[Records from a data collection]
=-=-=-=-=
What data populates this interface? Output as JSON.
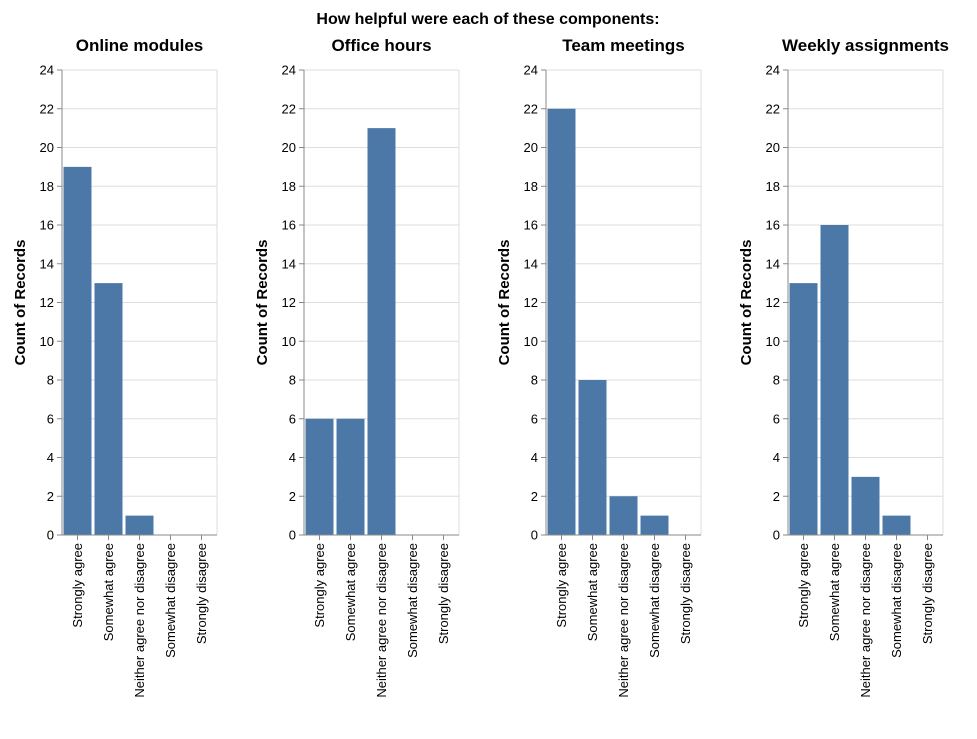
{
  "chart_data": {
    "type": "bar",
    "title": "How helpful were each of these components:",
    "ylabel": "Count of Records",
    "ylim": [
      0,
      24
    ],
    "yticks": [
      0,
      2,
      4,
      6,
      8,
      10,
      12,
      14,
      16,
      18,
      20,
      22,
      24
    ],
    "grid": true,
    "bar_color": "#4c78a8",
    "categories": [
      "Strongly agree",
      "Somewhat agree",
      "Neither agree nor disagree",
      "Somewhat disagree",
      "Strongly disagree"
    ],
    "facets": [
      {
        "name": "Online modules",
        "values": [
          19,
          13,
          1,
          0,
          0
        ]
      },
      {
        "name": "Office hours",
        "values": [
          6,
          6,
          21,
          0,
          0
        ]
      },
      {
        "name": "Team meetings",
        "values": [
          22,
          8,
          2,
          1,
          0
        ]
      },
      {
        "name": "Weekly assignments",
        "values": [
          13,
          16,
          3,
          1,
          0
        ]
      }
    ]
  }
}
=-=-=-=-=
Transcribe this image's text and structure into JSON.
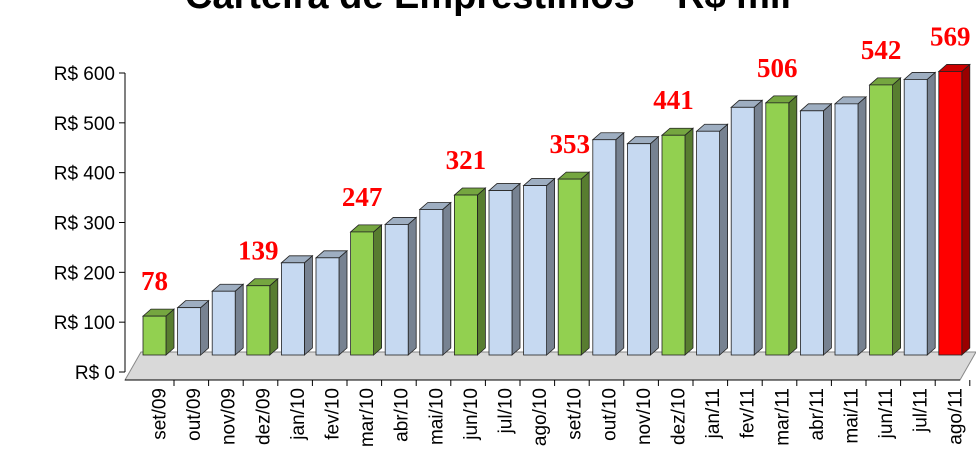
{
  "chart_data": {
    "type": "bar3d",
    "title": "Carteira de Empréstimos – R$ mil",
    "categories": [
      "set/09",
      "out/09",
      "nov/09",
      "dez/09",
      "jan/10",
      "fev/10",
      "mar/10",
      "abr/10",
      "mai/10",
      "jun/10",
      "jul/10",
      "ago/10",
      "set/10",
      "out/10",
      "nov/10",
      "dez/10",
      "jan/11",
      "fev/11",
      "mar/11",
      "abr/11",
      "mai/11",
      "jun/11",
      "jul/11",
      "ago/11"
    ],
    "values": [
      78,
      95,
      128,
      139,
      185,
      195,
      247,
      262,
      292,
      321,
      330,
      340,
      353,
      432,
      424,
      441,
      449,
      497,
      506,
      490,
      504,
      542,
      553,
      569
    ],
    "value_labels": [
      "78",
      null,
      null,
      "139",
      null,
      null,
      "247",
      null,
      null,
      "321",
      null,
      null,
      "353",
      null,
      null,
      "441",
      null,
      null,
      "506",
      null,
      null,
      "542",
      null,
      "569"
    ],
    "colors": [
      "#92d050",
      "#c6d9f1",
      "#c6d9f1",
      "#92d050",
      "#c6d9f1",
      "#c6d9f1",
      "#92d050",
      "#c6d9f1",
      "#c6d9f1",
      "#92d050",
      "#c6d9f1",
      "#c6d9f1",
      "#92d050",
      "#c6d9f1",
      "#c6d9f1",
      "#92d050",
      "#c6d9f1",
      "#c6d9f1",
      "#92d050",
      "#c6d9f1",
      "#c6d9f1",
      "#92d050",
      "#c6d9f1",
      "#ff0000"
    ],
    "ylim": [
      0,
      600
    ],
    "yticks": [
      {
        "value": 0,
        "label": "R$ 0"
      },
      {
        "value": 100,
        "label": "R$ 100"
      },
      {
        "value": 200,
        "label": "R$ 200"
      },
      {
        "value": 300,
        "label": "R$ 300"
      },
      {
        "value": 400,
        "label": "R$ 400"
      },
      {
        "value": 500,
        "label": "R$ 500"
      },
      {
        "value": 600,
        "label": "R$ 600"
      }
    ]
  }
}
=-=-=-=-=
Find every line above that contains the word "disagree", and return each one.

      "Neither agree nor disagree",
      "Somewhat disagree",
      "Strongly disagree"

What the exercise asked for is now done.